## What to produce
Copy each line in the data that includes the word "Pound".
┌────────
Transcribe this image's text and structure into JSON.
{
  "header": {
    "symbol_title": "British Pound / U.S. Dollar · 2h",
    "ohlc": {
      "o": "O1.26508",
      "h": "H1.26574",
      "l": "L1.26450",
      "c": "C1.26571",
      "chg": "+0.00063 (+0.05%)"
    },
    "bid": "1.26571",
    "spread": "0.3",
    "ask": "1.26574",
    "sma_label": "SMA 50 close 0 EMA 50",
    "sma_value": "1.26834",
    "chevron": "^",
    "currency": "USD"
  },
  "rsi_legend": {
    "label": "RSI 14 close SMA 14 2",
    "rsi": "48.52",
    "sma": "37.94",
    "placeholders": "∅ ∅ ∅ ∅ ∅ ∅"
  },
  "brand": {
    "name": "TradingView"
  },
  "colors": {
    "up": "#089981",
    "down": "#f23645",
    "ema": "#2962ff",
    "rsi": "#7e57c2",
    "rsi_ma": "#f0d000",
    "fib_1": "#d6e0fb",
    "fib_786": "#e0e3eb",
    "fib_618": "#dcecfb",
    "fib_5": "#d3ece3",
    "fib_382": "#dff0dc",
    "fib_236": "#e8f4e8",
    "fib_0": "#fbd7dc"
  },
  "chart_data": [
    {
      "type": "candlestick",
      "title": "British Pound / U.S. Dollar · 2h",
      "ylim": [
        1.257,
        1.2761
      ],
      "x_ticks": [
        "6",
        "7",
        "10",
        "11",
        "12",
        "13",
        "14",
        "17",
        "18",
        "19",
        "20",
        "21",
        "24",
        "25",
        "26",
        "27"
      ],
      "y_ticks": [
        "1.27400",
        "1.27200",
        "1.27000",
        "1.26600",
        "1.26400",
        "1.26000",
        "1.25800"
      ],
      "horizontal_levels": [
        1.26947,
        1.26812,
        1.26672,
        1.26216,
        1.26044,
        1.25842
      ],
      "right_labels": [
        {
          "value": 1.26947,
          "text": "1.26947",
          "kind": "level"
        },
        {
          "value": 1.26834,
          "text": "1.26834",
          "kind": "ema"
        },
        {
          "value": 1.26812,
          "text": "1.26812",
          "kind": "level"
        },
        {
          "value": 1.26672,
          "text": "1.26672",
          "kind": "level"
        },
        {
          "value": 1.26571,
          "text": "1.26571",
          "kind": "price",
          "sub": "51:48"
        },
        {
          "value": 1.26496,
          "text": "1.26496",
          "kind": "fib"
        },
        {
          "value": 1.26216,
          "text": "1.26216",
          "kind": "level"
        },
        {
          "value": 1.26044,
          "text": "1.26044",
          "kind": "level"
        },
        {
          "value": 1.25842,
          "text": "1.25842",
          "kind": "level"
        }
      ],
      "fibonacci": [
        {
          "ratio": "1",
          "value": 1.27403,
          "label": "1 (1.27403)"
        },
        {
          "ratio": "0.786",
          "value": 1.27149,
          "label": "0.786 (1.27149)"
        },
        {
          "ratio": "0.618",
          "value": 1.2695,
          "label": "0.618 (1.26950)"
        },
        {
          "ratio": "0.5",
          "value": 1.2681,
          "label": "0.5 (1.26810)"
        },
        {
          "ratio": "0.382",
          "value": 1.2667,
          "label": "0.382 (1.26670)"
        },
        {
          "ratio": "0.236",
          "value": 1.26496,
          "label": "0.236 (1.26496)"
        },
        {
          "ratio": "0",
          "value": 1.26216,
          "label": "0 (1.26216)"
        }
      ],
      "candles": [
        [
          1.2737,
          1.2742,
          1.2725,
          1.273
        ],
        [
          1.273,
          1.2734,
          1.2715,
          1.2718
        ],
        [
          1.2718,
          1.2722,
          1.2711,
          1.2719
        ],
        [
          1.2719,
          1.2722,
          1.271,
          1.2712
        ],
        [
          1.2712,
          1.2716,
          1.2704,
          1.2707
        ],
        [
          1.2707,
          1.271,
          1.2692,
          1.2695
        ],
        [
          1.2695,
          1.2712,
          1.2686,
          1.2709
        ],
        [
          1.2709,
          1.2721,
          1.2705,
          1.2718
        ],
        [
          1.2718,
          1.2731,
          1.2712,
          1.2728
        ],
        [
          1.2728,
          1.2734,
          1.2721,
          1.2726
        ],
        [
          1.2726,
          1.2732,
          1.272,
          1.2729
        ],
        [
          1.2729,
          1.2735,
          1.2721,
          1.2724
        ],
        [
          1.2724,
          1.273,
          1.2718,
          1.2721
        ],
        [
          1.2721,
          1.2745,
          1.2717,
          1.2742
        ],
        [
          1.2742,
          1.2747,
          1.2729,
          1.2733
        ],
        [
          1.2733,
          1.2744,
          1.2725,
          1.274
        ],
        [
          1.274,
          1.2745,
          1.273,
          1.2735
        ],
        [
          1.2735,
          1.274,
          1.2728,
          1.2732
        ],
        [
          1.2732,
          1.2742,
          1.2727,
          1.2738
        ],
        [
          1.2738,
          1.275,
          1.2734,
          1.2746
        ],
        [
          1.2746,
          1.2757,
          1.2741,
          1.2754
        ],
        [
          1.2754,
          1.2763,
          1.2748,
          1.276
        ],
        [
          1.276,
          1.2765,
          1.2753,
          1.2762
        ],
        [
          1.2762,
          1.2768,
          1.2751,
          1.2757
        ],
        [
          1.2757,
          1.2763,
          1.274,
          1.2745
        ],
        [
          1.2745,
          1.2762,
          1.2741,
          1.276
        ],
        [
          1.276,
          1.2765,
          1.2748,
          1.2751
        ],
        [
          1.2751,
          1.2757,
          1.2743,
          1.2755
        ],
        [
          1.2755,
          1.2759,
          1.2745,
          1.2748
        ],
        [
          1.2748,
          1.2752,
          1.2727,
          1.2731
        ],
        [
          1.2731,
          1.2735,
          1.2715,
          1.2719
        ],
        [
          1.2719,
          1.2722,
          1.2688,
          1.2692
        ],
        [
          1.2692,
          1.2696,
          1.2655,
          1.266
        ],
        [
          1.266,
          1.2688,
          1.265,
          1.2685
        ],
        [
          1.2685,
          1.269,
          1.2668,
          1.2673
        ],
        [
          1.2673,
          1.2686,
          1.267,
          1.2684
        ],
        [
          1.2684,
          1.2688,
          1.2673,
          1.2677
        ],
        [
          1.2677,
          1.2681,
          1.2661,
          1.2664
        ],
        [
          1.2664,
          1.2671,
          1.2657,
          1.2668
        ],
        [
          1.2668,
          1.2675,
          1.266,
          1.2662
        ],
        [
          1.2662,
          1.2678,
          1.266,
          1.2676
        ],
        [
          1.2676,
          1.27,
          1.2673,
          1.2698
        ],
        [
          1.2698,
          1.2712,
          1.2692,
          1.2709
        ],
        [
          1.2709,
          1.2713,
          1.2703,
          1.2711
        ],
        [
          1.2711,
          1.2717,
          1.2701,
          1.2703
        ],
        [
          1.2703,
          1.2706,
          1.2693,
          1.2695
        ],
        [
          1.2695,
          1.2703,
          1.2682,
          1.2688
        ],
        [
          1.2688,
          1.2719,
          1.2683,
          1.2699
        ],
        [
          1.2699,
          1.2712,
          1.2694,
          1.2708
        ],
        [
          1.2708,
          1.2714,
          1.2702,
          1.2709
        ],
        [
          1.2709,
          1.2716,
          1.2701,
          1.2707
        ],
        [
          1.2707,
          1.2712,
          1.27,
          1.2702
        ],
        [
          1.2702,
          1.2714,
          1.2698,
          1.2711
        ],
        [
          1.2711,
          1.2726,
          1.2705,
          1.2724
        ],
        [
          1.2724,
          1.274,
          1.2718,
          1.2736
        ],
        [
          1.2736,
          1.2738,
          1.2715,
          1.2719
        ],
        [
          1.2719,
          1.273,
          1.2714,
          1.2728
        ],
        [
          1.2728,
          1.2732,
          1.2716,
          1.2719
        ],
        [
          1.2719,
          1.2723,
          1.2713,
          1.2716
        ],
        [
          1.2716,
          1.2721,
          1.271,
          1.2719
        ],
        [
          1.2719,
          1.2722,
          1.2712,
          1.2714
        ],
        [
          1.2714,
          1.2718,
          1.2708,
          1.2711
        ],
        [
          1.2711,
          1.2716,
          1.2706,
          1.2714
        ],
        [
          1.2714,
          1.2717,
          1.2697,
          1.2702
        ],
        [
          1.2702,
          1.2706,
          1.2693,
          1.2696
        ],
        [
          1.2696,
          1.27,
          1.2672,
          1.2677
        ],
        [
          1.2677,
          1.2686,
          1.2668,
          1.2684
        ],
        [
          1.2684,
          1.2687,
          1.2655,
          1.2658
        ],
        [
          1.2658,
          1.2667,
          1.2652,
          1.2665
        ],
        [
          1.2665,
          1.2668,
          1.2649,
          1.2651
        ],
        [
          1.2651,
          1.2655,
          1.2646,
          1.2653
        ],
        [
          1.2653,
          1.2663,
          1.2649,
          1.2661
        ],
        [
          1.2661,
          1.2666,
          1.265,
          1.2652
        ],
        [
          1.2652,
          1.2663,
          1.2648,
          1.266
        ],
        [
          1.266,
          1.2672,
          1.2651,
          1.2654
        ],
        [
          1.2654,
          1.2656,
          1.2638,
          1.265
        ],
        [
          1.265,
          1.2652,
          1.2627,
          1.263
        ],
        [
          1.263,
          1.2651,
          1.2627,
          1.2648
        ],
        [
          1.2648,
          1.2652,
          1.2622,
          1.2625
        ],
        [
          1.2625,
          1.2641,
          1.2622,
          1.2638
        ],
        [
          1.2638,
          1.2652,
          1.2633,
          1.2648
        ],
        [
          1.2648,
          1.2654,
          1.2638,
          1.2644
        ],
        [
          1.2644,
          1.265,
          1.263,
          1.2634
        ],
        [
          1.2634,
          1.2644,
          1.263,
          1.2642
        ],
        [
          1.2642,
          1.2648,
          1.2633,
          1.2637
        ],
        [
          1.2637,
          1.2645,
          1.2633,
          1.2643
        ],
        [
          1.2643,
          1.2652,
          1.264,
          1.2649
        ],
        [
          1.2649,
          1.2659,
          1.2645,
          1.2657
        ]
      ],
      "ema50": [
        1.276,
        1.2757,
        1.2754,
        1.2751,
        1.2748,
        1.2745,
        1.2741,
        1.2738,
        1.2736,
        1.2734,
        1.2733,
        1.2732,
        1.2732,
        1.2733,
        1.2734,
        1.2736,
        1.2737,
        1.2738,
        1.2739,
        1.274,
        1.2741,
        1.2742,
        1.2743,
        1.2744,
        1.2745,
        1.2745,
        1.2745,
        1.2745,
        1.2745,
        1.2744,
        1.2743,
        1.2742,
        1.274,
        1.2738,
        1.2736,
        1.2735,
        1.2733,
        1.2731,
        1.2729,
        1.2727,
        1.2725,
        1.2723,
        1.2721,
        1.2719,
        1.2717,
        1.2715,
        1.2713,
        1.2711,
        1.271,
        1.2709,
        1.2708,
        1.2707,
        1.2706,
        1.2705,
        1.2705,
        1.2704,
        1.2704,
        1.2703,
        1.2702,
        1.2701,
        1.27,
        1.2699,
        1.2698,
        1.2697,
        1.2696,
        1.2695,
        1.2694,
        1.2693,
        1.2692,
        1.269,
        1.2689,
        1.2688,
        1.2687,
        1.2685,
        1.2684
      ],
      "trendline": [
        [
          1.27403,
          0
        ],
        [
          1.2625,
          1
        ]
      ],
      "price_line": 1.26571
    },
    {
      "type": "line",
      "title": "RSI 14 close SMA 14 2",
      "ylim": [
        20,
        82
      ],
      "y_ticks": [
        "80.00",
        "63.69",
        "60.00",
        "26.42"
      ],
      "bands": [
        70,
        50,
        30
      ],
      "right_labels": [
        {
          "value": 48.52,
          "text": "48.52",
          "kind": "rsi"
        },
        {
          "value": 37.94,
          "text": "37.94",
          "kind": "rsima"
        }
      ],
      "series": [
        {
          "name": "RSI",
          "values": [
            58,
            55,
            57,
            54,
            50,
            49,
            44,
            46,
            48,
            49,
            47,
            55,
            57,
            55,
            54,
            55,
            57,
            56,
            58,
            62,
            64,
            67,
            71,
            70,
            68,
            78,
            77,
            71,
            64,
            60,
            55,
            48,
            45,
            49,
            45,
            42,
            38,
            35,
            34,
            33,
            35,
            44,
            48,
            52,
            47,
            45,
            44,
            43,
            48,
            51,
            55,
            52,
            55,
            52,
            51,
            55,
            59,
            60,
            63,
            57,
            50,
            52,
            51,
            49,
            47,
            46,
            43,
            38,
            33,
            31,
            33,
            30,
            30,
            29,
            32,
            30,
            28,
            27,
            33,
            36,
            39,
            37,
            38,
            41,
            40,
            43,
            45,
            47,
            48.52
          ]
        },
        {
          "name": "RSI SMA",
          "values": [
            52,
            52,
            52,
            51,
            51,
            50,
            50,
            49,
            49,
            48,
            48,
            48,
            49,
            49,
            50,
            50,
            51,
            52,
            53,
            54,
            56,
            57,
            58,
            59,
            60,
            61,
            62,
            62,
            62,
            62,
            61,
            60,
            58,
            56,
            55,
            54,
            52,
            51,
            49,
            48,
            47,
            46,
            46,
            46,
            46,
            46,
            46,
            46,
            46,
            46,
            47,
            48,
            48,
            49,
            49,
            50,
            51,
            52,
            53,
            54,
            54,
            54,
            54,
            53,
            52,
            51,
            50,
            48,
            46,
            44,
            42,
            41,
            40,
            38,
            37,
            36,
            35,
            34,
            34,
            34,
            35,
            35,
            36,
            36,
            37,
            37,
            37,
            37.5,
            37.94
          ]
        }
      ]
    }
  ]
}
└────────
## Written solution
    "symbol_title": "British Pound / U.S. Dollar · 2h",
      "title": "British Pound / U.S. Dollar · 2h",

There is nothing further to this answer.